#### [Exercise details]
Return every line below as is, leaving out the pictures.

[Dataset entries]
------------------------------------------------------------------------
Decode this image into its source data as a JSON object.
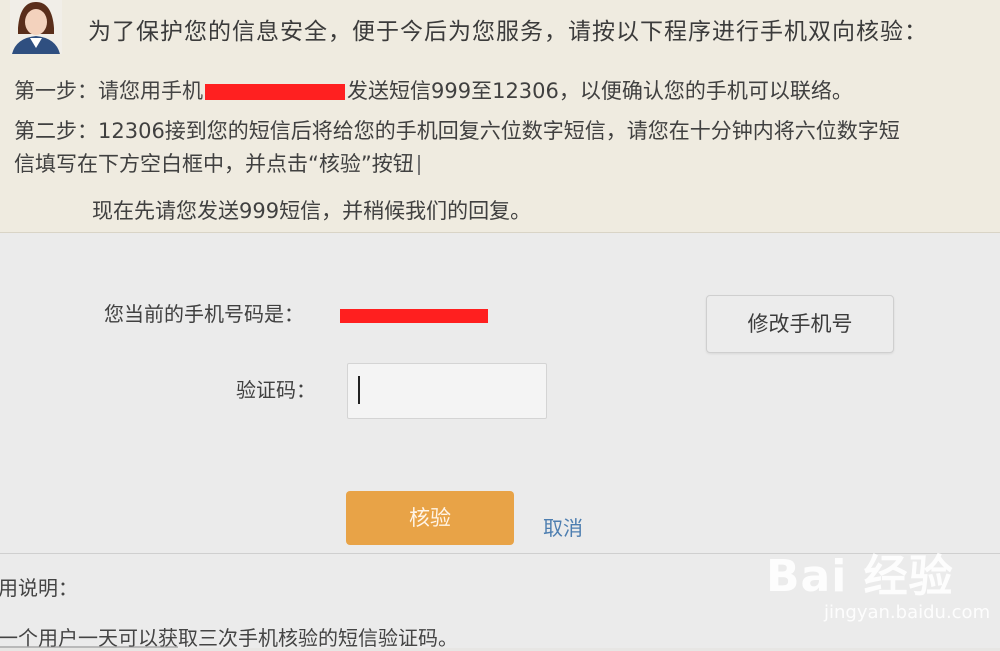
{
  "notice": {
    "title": "为了保护您的信息安全，便于今后为您服务，请按以下程序进行手机双向核验：",
    "step1_prefix": "第一步：请您用手机",
    "step1_suffix": "发送短信999至12306，以便确认您的手机可以联络。",
    "step2_line1": "第二步：12306接到您的短信后将给您的手机回复六位数字短信，请您在十分钟内将六位数字短",
    "step2_line2": "信填写在下方空白框中，并点击“核验”按钮",
    "wait_text": "现在先请您发送999短信，并稍候我们的回复。"
  },
  "form": {
    "phone_label": "您当前的手机号码是：",
    "change_phone_button": "修改手机号",
    "code_label": "验证码：",
    "code_value": "",
    "verify_button": "核验",
    "cancel_link": "取消"
  },
  "help": {
    "title": "用说明：",
    "line1": "一个用户一天可以获取三次手机核验的短信验证码。"
  },
  "watermark": {
    "logo": "Bai 经验",
    "url": "jingyan.baidu.com"
  },
  "colors": {
    "notice_bg": "#efebe0",
    "verify_button": "#e8a347",
    "redaction": "#ff2020",
    "link": "#4d7eb0"
  }
}
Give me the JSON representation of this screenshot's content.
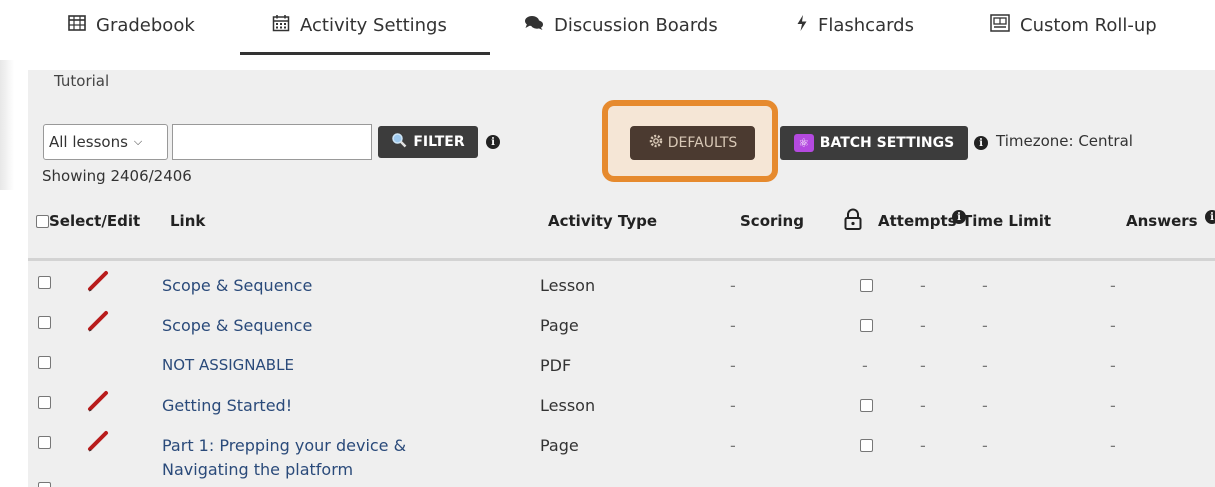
------------------------------------------------------------------------
#### [Answer to this task]
Decode this image into its source data as a JSON object.
{
  "notice": {
    "title": "为了保护您的信息安全，便于今后为您服务，请按以下程序进行手机双向核验：",
    "step1_prefix": "第一步：请您用手机",
    "step1_suffix": "发送短信999至12306，以便确认您的手机可以联络。",
    "step2_line1": "第二步：12306接到您的短信后将给您的手机回复六位数字短信，请您在十分钟内将六位数字短",
    "step2_line2": "信填写在下方空白框中，并点击“核验”按钮",
    "wait_text": "现在先请您发送999短信，并稍候我们的回复。"
  },
  "form": {
    "phone_label": "您当前的手机号码是：",
    "change_phone_button": "修改手机号",
    "code_label": "验证码：",
    "code_value": "",
    "verify_button": "核验",
    "cancel_link": "取消"
  },
  "help": {
    "title": "用说明：",
    "line1": "一个用户一天可以获取三次手机核验的短信验证码。"
  },
  "watermark": {
    "logo": "Bai 经验",
    "url": "jingyan.baidu.com"
  },
  "colors": {
    "notice_bg": "#efebe0",
    "verify_button": "#e8a347",
    "redaction": "#ff2020",
    "link": "#4d7eb0"
  }
}
Give me the JSON representation of this screenshot's content.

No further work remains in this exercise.